WHAT YOU WILL DO - List every line below containing "сентября".

SOURCE MATERIAL -
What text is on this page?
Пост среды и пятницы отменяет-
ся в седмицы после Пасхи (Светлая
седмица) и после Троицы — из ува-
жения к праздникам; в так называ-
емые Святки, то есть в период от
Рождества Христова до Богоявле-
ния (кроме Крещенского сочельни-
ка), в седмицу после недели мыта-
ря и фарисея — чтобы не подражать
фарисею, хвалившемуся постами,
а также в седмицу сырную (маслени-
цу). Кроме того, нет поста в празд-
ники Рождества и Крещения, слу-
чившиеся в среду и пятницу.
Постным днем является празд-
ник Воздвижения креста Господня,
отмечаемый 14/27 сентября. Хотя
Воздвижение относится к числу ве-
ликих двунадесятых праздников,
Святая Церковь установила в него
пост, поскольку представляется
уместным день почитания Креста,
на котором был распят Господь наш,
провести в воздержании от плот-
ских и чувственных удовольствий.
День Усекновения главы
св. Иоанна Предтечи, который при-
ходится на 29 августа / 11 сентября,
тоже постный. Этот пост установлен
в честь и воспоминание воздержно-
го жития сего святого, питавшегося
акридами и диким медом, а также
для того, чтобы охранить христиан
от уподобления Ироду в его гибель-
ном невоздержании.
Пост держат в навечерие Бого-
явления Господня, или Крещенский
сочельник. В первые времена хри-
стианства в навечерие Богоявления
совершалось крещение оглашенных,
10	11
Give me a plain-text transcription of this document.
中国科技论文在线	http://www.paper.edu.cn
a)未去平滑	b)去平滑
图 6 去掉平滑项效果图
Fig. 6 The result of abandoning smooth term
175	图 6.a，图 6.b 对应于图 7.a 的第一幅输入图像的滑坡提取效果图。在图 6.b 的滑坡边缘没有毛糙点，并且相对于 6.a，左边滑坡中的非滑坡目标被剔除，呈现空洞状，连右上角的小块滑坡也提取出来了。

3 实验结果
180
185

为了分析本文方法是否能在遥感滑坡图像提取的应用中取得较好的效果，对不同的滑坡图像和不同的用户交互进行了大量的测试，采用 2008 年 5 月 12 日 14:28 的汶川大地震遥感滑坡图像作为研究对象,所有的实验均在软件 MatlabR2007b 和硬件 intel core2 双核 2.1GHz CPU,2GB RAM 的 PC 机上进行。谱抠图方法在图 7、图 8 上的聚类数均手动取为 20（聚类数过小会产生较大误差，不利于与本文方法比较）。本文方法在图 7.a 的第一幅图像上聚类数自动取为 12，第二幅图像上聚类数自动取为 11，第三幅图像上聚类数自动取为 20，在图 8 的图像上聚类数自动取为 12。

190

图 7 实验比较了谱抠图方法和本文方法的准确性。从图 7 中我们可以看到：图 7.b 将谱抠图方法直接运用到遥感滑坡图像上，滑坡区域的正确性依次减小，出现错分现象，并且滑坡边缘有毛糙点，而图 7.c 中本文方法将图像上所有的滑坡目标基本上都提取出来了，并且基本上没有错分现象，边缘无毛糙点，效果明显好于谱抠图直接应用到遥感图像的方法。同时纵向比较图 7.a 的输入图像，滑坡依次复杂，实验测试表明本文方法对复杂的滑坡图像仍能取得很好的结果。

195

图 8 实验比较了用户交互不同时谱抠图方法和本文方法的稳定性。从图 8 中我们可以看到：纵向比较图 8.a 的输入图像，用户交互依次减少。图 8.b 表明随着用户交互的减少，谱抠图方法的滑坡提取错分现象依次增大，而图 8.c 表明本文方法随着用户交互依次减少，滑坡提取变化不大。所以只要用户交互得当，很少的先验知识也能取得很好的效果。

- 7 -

RESPONSE BELOW -
отмечаемый 14/27 сентября. Хотя
ходится на 29 августа / 11 сентября,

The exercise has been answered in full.